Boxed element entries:
☆ ☆ ☆ ☆ ☆

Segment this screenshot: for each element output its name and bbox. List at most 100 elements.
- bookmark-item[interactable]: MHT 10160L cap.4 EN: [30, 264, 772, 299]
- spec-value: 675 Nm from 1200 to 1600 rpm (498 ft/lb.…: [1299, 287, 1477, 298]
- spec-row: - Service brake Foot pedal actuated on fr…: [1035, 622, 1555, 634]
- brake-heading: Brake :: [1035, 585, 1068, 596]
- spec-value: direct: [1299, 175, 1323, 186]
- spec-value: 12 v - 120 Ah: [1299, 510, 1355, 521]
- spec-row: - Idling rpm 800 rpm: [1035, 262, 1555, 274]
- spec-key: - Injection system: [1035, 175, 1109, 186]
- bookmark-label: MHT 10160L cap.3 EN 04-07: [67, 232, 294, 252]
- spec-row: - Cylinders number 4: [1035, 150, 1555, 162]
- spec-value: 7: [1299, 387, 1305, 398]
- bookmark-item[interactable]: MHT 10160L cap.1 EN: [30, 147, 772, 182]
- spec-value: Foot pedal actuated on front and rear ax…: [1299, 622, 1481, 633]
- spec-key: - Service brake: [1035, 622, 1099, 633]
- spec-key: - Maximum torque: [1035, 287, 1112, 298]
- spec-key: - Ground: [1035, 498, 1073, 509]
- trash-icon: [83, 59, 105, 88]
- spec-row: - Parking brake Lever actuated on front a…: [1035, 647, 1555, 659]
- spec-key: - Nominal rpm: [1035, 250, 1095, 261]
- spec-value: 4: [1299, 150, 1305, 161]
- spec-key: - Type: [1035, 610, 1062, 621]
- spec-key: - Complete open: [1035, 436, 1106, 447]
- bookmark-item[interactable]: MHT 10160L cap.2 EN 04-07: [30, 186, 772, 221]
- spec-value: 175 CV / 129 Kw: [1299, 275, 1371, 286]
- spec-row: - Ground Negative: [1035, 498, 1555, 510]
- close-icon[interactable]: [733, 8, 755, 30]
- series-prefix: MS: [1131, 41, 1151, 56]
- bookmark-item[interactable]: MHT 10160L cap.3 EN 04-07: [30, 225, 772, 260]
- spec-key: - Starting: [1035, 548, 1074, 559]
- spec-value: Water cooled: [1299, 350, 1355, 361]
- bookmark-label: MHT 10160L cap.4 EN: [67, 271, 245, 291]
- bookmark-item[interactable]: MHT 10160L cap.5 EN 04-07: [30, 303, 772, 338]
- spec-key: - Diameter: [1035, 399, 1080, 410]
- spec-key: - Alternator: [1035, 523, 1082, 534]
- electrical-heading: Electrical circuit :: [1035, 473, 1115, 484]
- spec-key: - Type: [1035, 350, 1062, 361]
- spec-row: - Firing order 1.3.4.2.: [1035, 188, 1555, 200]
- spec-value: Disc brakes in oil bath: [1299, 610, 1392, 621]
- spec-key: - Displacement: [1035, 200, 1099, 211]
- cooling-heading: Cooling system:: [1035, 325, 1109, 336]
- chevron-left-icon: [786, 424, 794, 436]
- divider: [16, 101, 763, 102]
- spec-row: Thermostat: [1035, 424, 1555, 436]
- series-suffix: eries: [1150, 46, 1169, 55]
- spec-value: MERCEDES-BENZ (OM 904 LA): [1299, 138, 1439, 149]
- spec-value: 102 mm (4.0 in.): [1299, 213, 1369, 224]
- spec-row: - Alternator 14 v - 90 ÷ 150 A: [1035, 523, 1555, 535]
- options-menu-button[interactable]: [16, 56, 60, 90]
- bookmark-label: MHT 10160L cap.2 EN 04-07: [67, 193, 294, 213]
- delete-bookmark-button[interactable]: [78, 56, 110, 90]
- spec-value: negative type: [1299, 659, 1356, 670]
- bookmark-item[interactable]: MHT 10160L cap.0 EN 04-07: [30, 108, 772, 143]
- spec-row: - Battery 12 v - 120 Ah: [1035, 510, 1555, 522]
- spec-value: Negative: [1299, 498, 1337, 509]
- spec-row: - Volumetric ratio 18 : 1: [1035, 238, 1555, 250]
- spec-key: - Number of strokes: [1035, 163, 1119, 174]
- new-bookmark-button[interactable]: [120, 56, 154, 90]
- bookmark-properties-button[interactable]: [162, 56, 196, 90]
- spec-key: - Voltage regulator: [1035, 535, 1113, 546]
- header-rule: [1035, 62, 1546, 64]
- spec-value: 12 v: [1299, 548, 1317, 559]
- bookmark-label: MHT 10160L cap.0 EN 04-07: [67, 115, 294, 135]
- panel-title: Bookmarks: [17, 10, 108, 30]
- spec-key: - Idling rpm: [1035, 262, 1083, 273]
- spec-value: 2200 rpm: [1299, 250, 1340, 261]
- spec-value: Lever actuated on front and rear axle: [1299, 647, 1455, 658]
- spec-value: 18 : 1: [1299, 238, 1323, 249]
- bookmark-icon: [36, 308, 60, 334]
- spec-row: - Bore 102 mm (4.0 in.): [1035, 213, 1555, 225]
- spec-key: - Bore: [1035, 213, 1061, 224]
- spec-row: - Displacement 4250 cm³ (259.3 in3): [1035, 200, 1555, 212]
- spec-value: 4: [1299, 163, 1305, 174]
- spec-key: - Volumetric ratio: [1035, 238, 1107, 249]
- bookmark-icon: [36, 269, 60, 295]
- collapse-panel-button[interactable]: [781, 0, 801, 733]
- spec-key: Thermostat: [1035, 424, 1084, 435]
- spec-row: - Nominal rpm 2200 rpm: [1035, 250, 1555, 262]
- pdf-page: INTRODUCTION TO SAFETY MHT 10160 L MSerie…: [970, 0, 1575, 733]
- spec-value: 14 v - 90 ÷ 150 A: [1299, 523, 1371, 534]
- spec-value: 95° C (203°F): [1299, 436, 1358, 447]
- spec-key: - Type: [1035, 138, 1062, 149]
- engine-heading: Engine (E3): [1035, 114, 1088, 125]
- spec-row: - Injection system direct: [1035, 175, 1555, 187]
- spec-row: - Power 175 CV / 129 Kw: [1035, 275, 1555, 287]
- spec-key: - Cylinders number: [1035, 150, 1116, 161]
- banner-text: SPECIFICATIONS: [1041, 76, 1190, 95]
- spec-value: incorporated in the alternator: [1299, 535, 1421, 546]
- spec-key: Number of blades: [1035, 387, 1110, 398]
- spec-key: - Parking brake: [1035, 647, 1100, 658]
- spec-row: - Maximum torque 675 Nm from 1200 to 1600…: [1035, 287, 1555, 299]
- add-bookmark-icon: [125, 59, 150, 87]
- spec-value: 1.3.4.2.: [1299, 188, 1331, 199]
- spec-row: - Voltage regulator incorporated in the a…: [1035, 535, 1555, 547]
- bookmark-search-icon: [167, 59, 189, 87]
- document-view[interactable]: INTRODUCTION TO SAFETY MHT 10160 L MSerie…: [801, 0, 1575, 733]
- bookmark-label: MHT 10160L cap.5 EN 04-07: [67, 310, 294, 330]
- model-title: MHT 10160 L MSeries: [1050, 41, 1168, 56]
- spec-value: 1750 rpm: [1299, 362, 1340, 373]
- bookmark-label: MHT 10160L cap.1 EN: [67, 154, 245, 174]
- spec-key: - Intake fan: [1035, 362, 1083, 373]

☆ ☆ ☆ ☆ ☆

Copy out the material line for line, starting at its first line and ending at the line containing "- spec-row: - Parking".

### SOLUTION BELOW
Segment this screenshot: for each element output its name and bbox. List at most 100 elements.
- bookmark-item[interactable]: MHT 10160L cap.4 EN: [30, 264, 772, 299]
- spec-value: 675 Nm from 1200 to 1600 rpm (498 ft/lb.…: [1299, 287, 1477, 298]
- spec-row: - Service brake Foot pedal actuated on fr…: [1035, 622, 1555, 634]
- brake-heading: Brake :: [1035, 585, 1068, 596]
- spec-value: direct: [1299, 175, 1323, 186]
- spec-value: 12 v - 120 Ah: [1299, 510, 1355, 521]
- spec-row: - Idling rpm 800 rpm: [1035, 262, 1555, 274]
- spec-key: - Injection system: [1035, 175, 1109, 186]
- bookmark-label: MHT 10160L cap.3 EN 04-07: [67, 232, 294, 252]
- spec-row: - Cylinders number 4: [1035, 150, 1555, 162]
- spec-value: 7: [1299, 387, 1305, 398]
- bookmark-item[interactable]: MHT 10160L cap.1 EN: [30, 147, 772, 182]
- spec-value: Foot pedal actuated on front and rear ax…: [1299, 622, 1481, 633]
- spec-key: - Service brake: [1035, 622, 1099, 633]
- spec-key: - Maximum torque: [1035, 287, 1112, 298]
- spec-key: - Ground: [1035, 498, 1073, 509]
- trash-icon: [83, 59, 105, 88]
- spec-row: - Parking brake Lever actuated on front a…: [1035, 647, 1555, 659]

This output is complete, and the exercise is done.